**Required task**
Copy out every line in the entries below that includes "history".

--- START OF Supplied data ---

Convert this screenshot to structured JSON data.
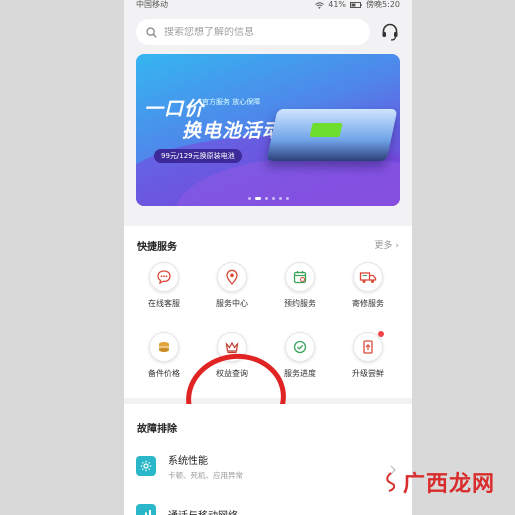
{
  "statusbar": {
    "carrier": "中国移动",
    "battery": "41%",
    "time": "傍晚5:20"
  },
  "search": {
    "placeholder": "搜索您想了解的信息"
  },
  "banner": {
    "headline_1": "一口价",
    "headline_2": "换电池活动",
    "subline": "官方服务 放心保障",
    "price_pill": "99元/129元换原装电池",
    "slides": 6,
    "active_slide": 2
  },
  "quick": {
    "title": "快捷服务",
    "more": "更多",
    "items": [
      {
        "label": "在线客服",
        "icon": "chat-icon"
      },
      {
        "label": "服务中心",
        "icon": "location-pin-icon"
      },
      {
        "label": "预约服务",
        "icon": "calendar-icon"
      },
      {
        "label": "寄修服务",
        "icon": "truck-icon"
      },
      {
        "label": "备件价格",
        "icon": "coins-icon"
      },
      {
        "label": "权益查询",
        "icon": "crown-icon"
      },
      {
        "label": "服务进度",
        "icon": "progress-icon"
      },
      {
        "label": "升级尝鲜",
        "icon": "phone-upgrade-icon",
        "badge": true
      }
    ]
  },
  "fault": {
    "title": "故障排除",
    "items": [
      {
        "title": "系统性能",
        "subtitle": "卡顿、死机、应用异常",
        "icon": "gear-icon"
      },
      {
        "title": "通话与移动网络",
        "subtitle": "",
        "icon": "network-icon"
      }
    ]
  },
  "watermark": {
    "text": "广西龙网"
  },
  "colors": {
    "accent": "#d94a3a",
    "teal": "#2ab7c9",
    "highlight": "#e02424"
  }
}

--- END OF Supplied data ---
--- START OF Supplied data ---

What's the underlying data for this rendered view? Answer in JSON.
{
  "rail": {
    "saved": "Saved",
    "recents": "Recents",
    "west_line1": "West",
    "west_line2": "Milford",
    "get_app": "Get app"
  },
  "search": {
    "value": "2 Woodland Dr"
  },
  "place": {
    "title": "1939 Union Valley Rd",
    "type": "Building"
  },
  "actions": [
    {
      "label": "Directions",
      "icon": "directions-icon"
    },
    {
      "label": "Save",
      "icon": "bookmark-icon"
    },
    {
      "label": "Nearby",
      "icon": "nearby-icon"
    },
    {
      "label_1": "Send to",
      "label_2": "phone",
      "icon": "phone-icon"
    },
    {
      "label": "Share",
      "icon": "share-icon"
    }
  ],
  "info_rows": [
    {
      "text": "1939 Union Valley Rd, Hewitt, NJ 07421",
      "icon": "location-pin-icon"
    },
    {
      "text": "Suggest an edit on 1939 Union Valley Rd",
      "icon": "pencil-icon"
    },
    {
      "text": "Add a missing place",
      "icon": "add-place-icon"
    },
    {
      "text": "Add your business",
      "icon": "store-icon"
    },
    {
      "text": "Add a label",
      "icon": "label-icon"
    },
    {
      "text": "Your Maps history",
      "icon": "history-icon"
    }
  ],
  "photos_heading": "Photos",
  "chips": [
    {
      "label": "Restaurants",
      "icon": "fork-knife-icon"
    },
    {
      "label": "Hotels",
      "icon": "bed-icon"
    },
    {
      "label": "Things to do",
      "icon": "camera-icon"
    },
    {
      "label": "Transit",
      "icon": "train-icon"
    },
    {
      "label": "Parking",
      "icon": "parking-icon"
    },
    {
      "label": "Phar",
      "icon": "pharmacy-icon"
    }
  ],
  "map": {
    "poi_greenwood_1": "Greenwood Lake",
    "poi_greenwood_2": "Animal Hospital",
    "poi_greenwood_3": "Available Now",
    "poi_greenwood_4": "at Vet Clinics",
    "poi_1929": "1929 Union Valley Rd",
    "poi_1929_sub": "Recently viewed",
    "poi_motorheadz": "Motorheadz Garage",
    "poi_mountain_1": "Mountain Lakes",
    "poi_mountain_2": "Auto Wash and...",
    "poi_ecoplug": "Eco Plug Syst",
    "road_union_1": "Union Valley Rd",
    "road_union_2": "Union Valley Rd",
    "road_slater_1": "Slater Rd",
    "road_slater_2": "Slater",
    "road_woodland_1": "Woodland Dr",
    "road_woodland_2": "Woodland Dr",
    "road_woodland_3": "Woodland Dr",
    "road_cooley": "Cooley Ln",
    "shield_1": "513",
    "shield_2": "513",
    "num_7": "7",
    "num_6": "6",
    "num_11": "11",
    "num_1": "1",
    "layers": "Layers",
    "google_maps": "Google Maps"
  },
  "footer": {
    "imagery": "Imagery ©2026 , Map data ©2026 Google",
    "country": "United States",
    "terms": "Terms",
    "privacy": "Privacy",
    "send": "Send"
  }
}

--- END OF Supplied data ---
--- START OF Supplied data ---

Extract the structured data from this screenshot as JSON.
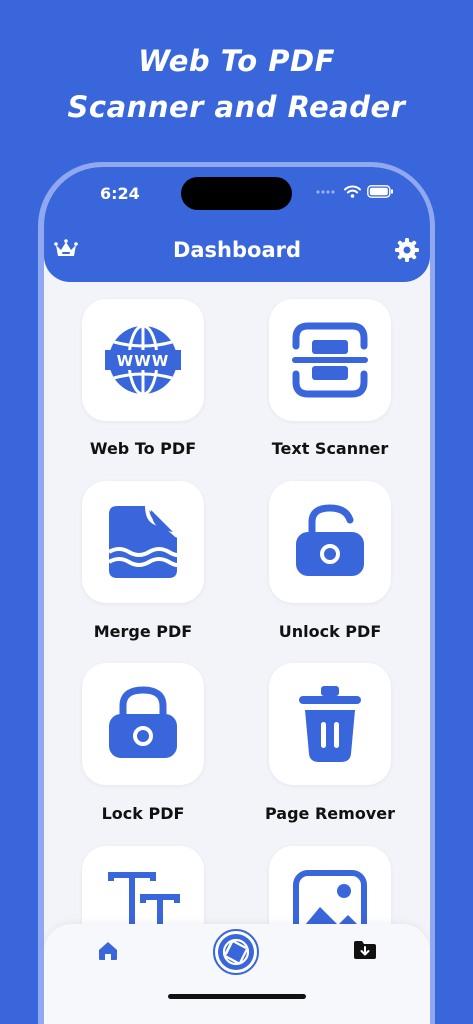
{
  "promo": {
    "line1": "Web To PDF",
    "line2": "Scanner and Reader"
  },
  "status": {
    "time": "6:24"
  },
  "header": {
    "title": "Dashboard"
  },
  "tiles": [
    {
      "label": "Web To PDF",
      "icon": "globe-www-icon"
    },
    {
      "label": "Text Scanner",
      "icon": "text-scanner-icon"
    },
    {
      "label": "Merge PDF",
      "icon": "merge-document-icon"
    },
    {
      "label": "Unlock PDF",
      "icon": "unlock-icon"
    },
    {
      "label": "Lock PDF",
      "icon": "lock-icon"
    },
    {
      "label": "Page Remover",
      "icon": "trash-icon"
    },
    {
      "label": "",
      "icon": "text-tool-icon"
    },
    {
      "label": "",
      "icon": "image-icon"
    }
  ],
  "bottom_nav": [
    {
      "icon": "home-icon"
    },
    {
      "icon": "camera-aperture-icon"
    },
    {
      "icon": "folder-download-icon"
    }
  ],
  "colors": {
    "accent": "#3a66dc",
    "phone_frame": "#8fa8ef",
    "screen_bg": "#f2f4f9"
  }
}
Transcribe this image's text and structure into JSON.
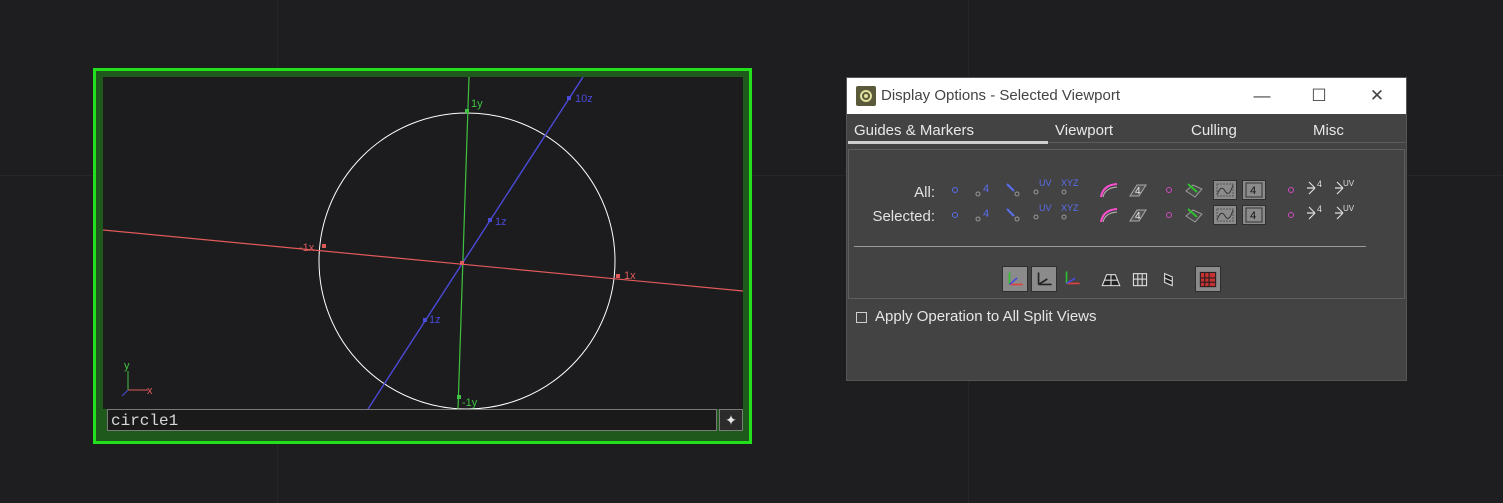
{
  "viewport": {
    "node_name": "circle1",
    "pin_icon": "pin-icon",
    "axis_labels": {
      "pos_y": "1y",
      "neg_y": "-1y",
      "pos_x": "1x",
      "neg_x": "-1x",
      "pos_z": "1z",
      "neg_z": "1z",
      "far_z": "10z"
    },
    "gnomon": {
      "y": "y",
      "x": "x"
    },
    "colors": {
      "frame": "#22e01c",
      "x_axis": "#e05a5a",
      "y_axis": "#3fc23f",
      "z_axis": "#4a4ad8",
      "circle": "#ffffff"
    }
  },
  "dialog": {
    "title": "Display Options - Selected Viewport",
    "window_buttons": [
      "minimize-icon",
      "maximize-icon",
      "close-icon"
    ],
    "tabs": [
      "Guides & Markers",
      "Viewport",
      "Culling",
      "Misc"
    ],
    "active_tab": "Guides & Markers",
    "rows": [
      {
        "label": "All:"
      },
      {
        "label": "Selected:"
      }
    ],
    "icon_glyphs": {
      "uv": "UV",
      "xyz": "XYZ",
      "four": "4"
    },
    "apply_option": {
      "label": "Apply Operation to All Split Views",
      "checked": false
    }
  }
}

--- END OF Supplied data ---

**Output**
      "text": "Your Maps history",
      "icon": "history-icon"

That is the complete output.